**EXERCISE DETAILS:**
Work through the data below line by line and say how many lines hold "Influencer"; give only the number.
******
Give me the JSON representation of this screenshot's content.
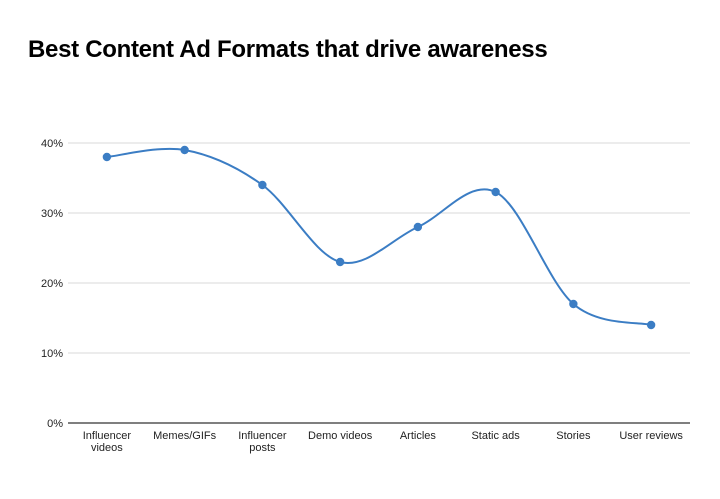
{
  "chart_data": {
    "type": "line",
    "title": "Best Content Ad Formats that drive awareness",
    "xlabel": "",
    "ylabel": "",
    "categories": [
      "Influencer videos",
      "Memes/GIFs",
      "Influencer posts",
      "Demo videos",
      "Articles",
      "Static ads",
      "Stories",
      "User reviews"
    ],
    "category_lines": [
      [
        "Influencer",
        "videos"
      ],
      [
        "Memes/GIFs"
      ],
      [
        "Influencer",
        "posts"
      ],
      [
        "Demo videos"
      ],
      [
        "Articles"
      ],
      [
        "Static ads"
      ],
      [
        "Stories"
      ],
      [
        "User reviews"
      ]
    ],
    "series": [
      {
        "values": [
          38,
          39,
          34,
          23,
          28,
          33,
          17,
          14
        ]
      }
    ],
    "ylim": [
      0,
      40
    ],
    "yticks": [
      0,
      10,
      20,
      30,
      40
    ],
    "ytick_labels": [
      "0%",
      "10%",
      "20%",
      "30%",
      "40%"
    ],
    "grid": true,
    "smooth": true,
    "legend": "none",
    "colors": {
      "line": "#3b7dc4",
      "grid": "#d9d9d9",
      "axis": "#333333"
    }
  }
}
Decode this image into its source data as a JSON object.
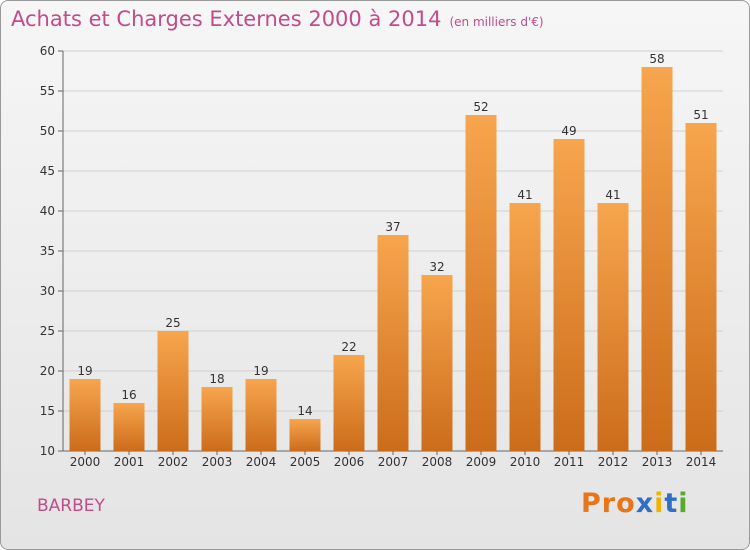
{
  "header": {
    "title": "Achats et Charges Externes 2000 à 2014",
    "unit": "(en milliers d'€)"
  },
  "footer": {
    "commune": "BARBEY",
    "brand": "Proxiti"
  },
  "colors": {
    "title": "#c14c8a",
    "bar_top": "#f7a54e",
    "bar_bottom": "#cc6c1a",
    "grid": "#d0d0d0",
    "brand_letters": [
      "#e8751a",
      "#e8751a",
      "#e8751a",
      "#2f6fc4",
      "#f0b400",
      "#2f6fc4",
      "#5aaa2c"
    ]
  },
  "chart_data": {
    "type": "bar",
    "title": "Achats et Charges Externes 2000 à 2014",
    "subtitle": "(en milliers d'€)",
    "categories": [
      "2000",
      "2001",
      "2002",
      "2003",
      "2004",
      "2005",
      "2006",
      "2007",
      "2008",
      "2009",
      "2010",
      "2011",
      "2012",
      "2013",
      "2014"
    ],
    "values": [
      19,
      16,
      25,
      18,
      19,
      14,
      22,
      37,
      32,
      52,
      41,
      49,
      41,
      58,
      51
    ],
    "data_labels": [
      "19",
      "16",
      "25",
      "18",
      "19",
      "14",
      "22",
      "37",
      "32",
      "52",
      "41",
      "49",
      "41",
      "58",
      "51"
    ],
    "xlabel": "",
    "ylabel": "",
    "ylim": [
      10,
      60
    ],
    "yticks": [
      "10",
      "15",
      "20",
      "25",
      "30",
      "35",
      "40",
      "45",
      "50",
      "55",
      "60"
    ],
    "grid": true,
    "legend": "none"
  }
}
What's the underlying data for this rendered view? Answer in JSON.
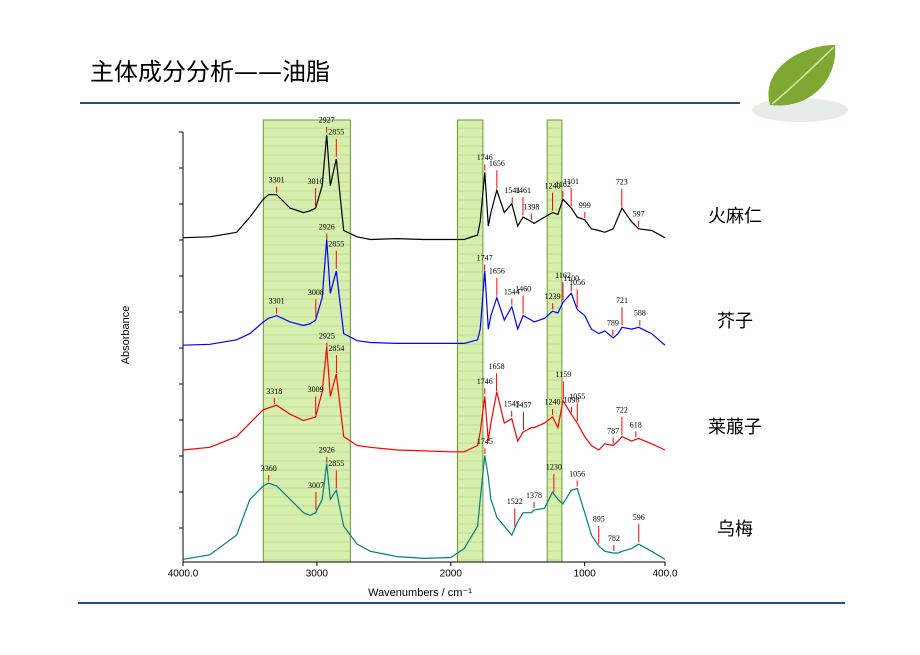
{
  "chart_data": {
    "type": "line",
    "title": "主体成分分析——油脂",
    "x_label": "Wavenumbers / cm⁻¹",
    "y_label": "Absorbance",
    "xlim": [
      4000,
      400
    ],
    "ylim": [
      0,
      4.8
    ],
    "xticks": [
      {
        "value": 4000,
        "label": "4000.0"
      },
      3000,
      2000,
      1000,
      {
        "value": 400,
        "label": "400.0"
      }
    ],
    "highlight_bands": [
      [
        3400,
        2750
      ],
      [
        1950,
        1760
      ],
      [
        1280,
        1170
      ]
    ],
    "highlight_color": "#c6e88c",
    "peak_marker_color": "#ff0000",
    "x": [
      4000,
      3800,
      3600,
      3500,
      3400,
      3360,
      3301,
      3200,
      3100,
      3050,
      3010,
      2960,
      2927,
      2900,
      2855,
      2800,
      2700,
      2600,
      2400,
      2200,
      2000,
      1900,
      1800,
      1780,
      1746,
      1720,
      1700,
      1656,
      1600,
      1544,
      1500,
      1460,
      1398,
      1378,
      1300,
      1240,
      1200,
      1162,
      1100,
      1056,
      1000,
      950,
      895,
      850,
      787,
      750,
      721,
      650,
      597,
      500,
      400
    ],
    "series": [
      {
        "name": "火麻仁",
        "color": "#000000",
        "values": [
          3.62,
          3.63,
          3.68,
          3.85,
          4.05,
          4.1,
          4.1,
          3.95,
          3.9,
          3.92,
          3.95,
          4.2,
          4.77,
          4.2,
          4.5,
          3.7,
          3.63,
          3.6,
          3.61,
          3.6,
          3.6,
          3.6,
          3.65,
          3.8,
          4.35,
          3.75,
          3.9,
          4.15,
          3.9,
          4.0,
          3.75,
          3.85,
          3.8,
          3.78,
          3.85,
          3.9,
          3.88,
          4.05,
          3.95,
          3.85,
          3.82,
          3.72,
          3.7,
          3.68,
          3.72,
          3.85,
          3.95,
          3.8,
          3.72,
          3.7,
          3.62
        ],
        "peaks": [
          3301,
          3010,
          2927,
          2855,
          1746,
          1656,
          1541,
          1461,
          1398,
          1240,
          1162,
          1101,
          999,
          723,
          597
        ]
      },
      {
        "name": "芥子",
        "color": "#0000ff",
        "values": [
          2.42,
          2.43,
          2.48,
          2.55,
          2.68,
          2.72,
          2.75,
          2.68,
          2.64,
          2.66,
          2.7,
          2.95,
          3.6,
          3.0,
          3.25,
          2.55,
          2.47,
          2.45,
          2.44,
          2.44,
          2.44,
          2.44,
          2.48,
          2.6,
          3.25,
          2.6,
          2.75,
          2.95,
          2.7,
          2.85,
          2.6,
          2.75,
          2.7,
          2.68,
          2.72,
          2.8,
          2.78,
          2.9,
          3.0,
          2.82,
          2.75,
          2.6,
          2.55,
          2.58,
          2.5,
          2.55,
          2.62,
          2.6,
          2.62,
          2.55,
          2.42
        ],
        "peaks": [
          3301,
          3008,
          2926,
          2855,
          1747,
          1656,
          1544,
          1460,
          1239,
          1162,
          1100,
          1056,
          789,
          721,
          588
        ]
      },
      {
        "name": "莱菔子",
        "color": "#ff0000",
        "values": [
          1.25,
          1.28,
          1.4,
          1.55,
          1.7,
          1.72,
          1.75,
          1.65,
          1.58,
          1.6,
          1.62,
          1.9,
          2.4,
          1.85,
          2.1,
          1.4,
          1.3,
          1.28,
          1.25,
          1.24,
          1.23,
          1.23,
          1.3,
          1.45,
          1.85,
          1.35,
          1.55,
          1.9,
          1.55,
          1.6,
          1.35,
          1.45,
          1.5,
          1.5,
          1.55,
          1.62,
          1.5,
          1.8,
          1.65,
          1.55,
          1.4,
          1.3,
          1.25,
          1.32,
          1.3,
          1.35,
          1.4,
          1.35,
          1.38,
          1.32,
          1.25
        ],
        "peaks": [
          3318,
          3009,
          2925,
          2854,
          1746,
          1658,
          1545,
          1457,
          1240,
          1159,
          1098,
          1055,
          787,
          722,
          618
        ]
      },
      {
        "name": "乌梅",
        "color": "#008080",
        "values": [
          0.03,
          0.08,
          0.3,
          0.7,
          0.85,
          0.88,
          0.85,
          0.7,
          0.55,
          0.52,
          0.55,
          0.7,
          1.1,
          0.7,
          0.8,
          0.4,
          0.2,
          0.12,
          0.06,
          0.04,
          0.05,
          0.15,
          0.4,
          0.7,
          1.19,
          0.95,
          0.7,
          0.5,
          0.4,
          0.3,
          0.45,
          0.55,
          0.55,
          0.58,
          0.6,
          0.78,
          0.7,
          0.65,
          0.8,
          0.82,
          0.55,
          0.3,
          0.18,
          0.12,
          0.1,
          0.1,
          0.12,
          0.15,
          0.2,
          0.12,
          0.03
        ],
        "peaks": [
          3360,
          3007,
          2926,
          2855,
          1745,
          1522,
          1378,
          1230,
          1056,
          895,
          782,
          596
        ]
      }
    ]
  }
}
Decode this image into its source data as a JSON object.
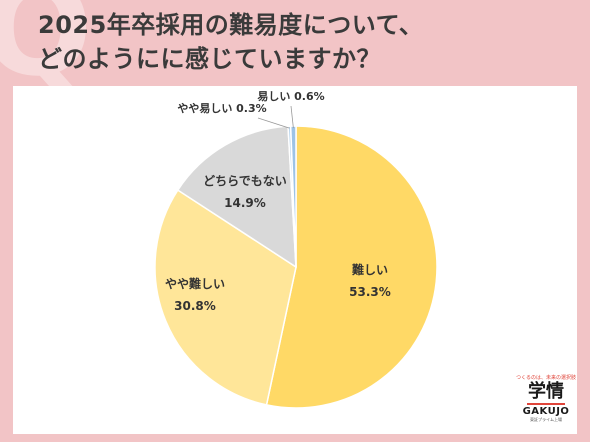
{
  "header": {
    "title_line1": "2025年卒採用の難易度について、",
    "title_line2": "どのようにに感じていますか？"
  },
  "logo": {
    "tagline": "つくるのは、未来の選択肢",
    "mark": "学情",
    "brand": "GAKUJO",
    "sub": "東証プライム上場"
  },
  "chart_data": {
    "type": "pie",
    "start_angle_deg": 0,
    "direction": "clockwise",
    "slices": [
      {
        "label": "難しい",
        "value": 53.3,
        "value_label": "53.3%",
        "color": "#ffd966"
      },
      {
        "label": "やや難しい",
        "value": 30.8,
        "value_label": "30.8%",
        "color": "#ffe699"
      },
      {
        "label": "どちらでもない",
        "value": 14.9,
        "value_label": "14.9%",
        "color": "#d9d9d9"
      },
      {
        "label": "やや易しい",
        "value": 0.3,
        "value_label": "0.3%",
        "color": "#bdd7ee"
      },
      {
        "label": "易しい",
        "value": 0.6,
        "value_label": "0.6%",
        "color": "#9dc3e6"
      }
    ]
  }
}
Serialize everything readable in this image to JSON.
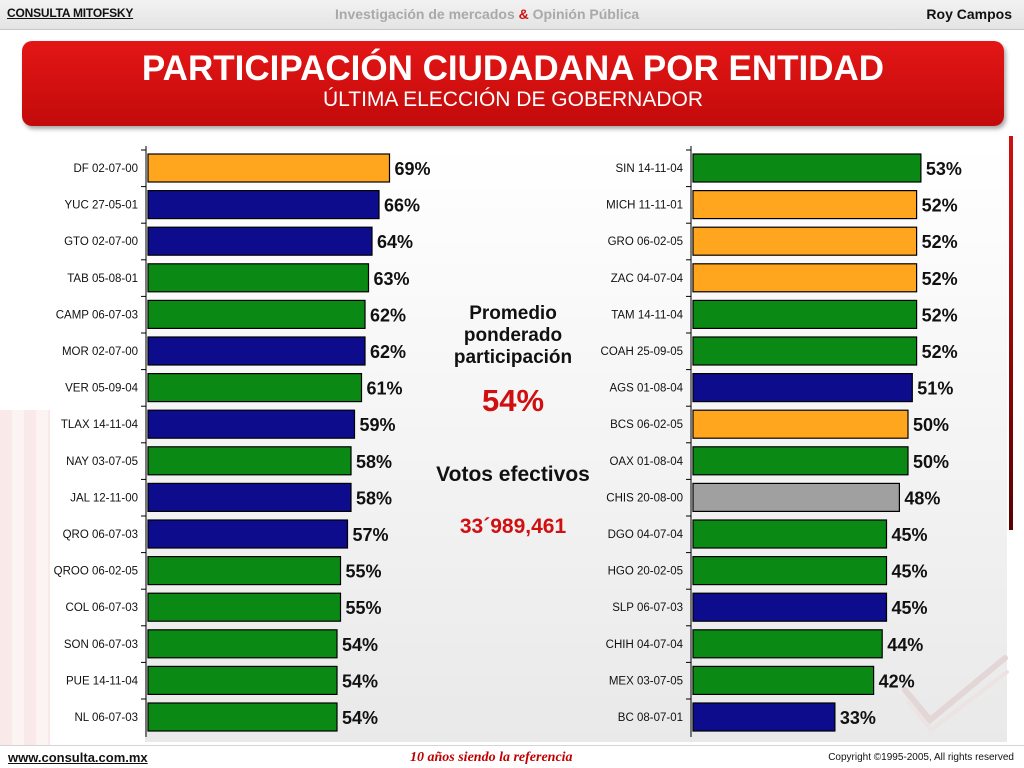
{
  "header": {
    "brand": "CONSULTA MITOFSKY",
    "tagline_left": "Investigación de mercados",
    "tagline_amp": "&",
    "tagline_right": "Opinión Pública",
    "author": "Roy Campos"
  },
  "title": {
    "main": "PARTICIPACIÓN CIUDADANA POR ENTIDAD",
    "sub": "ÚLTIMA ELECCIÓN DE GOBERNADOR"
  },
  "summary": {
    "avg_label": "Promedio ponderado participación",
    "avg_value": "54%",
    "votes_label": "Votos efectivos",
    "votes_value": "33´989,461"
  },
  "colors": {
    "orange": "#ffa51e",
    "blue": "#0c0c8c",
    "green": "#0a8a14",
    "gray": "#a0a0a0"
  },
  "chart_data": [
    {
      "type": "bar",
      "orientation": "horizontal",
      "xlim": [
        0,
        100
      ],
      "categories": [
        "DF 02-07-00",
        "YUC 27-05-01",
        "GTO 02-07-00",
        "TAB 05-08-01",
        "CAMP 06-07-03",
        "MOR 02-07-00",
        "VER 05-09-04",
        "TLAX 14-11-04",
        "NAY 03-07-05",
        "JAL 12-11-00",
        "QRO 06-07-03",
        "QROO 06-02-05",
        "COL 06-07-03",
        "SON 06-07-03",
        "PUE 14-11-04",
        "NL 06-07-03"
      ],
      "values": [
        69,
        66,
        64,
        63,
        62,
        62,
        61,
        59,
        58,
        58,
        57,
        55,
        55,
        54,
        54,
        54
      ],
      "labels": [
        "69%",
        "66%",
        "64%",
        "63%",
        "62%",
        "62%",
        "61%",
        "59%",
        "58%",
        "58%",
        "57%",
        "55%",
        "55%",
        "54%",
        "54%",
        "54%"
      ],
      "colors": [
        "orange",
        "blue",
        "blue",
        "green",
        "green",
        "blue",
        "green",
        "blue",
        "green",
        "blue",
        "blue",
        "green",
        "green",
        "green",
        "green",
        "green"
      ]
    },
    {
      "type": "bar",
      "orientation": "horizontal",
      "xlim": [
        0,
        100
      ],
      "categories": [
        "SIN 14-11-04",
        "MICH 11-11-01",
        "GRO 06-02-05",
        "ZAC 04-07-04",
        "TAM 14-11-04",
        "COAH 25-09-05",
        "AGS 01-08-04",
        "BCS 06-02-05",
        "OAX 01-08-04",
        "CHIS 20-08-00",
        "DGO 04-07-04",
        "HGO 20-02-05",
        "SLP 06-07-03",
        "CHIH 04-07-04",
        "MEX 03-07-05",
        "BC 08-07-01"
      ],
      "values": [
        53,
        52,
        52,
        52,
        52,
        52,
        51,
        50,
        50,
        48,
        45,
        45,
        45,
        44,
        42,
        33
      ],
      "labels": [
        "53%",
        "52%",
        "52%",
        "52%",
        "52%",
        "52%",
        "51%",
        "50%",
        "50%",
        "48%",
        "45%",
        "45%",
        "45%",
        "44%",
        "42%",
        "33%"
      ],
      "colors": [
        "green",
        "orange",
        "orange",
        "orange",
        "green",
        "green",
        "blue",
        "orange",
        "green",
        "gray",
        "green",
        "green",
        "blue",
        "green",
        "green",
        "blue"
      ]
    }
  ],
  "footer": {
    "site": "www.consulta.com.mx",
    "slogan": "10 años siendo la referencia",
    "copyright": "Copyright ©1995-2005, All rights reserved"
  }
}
******
**RESULT OF THIS EXERCISE:**
4